Problem to work on
Keep only the lines of the listing that include the word "archive", and copy them.

Dataset content
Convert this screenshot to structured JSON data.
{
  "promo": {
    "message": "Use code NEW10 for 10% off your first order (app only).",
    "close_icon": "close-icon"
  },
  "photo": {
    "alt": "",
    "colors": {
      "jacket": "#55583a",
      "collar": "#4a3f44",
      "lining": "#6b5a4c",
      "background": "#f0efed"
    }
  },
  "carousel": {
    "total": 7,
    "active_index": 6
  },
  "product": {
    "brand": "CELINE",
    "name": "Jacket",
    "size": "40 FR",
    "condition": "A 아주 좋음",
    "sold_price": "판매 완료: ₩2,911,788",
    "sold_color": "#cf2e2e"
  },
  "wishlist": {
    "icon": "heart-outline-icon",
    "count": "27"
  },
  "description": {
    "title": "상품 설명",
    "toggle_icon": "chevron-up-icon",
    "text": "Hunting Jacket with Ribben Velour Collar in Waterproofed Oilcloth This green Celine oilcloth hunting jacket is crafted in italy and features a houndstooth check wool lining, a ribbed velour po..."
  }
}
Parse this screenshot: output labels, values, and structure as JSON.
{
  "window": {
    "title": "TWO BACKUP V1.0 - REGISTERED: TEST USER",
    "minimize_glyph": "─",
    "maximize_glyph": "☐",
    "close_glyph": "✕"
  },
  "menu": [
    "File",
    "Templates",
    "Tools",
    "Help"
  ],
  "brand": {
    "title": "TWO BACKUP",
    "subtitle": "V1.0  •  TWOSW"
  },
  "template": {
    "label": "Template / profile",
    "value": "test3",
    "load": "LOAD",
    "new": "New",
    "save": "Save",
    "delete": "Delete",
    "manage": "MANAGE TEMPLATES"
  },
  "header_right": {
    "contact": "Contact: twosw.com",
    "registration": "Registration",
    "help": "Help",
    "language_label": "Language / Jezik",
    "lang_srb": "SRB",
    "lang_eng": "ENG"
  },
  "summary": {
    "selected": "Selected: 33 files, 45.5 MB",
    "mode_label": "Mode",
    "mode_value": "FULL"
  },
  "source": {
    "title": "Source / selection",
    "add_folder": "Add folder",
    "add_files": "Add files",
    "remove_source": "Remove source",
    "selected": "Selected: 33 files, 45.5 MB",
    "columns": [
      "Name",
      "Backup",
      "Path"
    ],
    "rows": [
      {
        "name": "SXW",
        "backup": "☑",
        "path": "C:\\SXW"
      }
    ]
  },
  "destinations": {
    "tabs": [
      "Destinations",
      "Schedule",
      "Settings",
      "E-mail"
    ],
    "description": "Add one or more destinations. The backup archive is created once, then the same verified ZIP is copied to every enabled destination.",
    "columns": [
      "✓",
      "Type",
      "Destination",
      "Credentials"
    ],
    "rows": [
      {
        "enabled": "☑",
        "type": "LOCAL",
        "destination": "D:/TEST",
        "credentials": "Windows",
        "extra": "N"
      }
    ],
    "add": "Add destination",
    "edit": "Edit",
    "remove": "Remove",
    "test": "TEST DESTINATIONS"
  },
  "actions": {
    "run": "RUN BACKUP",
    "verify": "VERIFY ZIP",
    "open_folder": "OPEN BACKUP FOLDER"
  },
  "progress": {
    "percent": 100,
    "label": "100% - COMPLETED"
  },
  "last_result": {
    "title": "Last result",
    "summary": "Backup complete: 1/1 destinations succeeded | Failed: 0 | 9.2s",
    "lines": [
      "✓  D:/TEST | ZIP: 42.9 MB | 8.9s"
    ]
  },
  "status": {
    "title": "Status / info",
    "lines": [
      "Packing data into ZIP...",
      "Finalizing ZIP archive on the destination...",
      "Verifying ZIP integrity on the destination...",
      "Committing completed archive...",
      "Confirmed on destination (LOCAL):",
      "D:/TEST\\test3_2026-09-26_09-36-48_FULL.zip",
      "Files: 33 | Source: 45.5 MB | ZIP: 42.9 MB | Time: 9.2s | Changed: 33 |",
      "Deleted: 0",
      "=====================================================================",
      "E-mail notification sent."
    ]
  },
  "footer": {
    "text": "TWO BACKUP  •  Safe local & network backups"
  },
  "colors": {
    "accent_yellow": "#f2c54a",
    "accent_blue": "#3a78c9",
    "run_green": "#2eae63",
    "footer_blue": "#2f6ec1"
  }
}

Exercise answer
    "description": "Add one or more destinations. The backup archive is created once, then the same verified ZIP is copied to every enabled destination.",
      "Finalizing ZIP archive on the destination...",
      "Committing completed archive...",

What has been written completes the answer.